## DOCUMENT SEGMENT
Court Opinion

ID: 5063101
Source: CourtListenerOpinion
Date Created: 2021-10-01 09:33:27.805294+00
Date Added: 2024-06-11T08:19:29.932437
License: Public Domain

ON APPELLANT’S MOTION FOR REHEARING
Pursuant to Section 11.67 of the Texas Alcoholic Beverage Code (Vernon Supp.1981), appellee appealed the decision of the County Judge, refusing to renew her licenses, to the 189th District Court of Harris County, after filing a motion for rehearing before the County Judge. The District Court reversed and ordered renewal of ap-pellee’s licenses. On appeal, we reversed and dismissed because of a jurisdictional omission, which resulted in the appellee’s supplementing the record, thereby curing the omission. This court then granted ap-pellee’s motion for rehearing, and the original opinion of August 16, 1984, was withdrawn and the opinion on rehearing, reversing the District Court with instructions, filed on November 1,1984, was substituted.

## WHAT THIS EXERCISE ASKS
**a)** Which section of the Texas Alcoholic Beverage Code does the court opinion say the appellee appealed under?
**b)** Name every metadata field given at the top of the court opinion, before the opinion itself starts.
**c)** In the court opinion, copy word for word everything from "ON APPELLANT’S MOTION" down to "1,1984, was substituted.".
You won't need the listing for any of this work.

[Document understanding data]
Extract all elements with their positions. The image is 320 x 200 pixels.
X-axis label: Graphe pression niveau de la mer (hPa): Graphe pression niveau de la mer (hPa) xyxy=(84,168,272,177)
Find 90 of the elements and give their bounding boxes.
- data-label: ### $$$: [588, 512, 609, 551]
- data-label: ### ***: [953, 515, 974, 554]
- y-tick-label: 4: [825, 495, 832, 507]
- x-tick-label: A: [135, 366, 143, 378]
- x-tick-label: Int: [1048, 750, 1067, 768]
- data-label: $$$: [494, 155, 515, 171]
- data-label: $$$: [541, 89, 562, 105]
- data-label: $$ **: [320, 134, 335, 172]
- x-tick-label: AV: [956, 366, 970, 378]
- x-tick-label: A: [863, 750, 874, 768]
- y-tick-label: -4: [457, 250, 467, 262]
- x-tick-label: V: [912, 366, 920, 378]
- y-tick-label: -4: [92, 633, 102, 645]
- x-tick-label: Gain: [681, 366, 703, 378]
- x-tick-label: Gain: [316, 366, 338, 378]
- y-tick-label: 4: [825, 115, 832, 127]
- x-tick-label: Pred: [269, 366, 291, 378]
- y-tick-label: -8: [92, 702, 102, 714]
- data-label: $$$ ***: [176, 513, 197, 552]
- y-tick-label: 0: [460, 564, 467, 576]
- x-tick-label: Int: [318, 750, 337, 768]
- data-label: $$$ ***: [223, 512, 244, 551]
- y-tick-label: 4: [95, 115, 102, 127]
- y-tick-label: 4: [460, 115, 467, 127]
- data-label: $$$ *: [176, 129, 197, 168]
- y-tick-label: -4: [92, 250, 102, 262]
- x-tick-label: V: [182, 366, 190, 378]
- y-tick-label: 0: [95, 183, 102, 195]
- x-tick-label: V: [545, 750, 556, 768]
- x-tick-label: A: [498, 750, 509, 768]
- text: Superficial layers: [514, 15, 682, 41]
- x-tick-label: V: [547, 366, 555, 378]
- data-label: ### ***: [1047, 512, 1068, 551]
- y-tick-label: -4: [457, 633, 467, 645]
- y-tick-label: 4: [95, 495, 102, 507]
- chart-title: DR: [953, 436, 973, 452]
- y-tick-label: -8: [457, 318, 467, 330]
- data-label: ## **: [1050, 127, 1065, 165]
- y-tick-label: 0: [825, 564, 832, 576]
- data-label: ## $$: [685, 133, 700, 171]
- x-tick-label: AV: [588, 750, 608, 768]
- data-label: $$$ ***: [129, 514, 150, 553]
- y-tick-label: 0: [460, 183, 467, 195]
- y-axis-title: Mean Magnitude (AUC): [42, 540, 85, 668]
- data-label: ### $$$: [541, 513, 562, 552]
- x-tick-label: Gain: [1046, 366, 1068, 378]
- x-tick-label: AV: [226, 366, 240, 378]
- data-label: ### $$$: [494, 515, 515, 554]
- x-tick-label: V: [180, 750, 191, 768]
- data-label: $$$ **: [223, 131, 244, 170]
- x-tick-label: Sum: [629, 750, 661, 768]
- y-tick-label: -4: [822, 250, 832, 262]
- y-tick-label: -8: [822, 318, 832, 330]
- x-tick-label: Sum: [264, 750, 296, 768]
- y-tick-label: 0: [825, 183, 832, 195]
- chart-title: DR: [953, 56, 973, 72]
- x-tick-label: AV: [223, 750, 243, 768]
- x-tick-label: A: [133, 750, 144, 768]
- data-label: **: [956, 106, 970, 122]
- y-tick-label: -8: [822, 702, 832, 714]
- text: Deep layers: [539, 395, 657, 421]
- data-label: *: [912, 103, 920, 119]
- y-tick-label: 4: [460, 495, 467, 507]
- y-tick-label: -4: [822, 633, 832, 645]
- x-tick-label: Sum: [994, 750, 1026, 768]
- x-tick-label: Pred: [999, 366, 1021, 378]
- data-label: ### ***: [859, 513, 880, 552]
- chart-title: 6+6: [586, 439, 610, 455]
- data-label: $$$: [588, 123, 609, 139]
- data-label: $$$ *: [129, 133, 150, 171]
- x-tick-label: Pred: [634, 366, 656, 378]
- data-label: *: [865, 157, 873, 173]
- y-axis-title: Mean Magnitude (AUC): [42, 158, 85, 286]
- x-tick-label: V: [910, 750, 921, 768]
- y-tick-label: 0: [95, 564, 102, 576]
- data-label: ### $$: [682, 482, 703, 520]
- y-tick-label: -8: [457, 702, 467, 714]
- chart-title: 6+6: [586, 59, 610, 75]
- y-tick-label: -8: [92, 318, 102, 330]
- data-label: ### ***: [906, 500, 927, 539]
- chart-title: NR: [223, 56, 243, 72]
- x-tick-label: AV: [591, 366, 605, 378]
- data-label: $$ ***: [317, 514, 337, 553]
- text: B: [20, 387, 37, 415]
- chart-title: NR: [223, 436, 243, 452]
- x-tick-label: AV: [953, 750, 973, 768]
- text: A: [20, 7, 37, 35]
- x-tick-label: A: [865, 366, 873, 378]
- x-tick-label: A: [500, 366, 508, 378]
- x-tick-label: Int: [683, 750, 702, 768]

## SOLUTIONS BY TASK
**a)** Section 11.67

**b)** ID, Source, Date Created, Date Added, License

**c)**
ON APPELLANT’S MOTION FOR REHEARING
Pursuant to Section 11.67 of the Texas Alcoholic Beverage Code (Vernon Supp.1981), appellee appealed the decision of the County Judge, refusing to renew her licenses, to the 189th District Court of Harris County, after filing a motion for rehearing before the County Judge. The District Court reversed and ordered renewal of ap-pellee’s licenses. On appeal, we reversed and dismissed because of a jurisdictional omission, which resulted in the appellee’s supplementing the record, thereby curing the omission. This court then granted ap-pellee’s motion for rehearing, and the original opinion of August 16, 1984, was withdrawn and the opinion on rehearing, reversing the District Court with instructions, filed on November 1,1984, was substituted.